Exercise prompt -> Below is some material; transcribe all of it exactly.
# START OF Supplied data
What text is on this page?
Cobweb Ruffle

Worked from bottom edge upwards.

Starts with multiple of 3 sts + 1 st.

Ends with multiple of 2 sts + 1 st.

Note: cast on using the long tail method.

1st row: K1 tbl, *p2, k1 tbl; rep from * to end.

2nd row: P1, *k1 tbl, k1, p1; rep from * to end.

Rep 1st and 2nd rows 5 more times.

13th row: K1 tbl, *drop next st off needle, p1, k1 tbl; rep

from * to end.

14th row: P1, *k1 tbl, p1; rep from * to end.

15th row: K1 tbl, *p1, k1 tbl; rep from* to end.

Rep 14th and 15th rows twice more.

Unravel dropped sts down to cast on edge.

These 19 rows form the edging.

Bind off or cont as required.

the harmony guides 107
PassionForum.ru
# END OF Supplied data
Answer ->
What text is on this page?
Cobweb Ruffle

Worked from bottom edge upwards.

Starts with multiple of 3 sts + 1 st.

Ends with multiple of 2 sts + 1 st.

Note: cast on using the long tail method.

1st row: K1 tbl, *p2, k1 tbl; rep from * to end.

2nd row: P1, *k1 tbl, k1, p1; rep from * to end.

Rep 1st and 2nd rows 5 more times.

13th row: K1 tbl, *drop next st off needle, p1, k1 tbl; rep

from * to end.

14th row: P1, *k1 tbl, p1; rep from * to end.

15th row: K1 tbl, *p1, k1 tbl; rep from* to end.

Rep 14th and 15th rows twice more.

Unravel dropped sts down to cast on edge.

These 19 rows form the edging.

Bind off or cont as required.

the harmony guides 107
PassionForum.ru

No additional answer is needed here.